Requirements:
Check every line below for the word "shade" and show those that hold it.
[start]
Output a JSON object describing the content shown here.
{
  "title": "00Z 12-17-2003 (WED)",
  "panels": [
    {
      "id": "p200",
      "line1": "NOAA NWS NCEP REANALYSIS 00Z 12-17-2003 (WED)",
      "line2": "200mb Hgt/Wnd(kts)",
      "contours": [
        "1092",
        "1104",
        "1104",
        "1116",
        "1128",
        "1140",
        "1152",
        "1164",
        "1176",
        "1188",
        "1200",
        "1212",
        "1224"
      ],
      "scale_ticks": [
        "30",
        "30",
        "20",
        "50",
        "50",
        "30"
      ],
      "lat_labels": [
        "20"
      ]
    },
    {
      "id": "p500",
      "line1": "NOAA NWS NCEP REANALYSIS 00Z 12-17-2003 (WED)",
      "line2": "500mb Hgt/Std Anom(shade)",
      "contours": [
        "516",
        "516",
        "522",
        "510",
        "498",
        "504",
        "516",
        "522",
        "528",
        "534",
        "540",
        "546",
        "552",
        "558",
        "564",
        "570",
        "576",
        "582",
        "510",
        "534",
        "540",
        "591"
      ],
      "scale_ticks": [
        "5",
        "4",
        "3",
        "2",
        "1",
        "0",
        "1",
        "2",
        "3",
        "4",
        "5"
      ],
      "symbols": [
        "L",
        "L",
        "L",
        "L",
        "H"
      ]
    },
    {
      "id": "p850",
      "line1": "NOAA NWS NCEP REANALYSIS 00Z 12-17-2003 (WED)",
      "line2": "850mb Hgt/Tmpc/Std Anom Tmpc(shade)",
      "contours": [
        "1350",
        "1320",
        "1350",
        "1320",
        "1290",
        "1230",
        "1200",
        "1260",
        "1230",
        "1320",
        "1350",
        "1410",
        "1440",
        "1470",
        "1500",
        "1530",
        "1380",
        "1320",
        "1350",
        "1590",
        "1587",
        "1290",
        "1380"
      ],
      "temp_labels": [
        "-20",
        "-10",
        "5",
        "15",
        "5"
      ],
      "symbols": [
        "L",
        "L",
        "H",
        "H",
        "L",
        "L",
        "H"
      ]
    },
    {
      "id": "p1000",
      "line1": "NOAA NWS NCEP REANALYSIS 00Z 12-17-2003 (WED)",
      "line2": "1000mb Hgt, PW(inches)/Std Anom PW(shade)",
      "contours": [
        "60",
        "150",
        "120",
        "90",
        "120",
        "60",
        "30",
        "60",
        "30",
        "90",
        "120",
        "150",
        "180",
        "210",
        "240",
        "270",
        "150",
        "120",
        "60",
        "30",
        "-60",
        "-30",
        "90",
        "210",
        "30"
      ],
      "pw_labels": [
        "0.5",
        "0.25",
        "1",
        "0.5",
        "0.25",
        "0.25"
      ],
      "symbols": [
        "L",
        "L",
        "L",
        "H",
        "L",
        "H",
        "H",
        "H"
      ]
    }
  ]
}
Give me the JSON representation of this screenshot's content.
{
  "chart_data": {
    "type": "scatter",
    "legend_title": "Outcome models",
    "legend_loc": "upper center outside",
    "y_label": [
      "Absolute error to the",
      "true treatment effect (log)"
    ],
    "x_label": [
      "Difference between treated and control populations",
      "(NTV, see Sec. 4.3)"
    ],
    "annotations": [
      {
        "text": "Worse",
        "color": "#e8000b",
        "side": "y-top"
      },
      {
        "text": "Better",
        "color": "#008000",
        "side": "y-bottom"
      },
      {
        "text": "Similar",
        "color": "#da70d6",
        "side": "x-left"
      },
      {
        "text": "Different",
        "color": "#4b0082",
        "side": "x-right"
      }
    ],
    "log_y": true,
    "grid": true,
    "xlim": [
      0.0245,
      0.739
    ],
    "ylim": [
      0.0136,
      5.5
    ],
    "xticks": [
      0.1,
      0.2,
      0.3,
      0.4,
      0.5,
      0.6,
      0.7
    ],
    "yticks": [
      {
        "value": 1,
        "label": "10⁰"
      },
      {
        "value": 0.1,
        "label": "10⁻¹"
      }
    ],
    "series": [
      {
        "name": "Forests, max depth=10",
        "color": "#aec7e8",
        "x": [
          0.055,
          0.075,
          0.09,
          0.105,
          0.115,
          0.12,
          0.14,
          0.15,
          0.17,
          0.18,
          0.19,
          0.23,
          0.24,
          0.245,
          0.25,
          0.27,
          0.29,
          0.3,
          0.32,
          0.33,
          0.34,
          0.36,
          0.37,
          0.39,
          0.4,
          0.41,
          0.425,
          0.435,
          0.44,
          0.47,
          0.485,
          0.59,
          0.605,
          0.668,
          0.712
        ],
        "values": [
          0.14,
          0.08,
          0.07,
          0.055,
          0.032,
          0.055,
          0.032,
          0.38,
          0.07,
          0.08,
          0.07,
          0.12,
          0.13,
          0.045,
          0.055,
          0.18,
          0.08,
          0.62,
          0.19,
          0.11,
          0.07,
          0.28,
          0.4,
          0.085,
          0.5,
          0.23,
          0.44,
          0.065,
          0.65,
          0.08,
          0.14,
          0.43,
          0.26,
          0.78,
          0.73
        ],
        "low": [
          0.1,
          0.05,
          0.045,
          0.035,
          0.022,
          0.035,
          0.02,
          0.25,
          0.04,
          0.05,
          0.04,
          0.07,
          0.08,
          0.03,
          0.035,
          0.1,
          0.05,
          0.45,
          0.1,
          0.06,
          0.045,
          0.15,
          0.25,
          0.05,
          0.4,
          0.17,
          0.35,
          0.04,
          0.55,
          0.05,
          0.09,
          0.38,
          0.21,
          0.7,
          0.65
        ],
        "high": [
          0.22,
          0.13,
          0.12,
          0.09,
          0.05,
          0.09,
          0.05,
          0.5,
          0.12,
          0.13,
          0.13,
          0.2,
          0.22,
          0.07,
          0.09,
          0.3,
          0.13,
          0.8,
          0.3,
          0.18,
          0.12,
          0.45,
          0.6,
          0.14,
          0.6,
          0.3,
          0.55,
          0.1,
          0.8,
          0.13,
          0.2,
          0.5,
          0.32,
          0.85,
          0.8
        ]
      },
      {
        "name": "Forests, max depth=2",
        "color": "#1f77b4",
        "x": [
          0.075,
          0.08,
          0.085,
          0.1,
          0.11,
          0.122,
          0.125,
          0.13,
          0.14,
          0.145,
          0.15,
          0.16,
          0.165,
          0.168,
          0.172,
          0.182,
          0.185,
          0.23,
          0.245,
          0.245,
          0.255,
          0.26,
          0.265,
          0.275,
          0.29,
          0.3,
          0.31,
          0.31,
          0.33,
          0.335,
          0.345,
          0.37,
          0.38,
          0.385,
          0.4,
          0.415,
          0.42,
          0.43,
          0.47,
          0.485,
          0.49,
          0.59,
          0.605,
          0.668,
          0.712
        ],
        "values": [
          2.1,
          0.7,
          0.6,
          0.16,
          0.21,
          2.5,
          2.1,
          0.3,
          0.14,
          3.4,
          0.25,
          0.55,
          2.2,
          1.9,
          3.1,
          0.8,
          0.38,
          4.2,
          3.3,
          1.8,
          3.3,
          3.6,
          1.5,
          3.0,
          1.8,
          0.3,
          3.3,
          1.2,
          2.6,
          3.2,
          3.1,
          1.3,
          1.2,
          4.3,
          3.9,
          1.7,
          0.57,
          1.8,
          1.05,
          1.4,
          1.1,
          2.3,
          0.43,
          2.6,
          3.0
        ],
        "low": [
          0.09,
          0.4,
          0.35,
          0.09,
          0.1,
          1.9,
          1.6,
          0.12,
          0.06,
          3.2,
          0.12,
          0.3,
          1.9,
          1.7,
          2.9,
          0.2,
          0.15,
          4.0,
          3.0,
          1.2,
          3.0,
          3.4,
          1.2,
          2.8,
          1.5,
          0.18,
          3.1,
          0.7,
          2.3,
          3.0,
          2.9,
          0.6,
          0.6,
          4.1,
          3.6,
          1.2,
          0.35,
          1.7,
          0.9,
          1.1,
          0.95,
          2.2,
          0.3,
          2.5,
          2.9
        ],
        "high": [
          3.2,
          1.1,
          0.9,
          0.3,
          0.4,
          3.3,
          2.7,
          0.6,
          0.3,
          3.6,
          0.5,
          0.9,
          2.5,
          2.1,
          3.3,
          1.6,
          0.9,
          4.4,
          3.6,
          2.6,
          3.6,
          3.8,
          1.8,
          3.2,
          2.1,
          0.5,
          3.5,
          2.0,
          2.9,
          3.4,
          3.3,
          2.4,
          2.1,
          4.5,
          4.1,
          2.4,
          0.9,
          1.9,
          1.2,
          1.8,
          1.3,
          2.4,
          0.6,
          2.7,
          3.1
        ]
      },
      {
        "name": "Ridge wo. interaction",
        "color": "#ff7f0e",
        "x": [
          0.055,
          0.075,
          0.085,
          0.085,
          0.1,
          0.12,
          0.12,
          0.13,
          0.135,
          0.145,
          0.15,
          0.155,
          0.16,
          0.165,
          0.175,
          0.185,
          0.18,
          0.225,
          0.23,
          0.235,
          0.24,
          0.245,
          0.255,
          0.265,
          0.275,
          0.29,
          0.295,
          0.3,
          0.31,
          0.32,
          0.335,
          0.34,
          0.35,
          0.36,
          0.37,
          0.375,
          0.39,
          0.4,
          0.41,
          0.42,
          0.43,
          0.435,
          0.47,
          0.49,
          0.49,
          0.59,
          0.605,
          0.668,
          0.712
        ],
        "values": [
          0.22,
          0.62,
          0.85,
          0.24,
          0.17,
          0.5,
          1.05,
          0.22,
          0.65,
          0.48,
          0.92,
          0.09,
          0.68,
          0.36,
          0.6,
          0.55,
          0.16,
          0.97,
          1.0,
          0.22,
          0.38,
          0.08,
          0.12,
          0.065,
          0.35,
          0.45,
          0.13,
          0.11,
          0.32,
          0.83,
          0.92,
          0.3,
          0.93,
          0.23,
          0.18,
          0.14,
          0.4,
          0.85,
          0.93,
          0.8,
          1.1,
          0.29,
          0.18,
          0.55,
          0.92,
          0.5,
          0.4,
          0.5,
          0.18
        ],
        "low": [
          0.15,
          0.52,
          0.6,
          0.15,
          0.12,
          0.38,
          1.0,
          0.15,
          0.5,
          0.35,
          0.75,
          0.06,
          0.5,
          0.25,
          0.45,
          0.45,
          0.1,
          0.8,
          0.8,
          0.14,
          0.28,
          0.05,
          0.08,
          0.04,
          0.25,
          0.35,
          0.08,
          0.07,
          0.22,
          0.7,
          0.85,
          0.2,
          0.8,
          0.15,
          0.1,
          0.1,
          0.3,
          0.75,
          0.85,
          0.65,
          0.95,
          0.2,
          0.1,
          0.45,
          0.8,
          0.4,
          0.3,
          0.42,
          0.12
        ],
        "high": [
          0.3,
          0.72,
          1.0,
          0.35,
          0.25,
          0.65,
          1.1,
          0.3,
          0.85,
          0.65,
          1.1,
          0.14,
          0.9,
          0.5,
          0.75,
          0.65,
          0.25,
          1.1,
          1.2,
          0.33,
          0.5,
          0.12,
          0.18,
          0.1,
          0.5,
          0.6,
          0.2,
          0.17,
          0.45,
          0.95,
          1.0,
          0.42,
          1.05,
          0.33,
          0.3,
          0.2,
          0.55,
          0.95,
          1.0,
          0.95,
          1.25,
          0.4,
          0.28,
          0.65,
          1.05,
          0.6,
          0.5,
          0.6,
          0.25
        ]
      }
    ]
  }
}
[end]
Answer to this exercise:
      "line2": "500mb Hgt/Std Anom(shade)",
      "line2": "850mb Hgt/Tmpc/Std Anom Tmpc(shade)",
      "line2": "1000mb Hgt, PW(inches)/Std Anom PW(shade)",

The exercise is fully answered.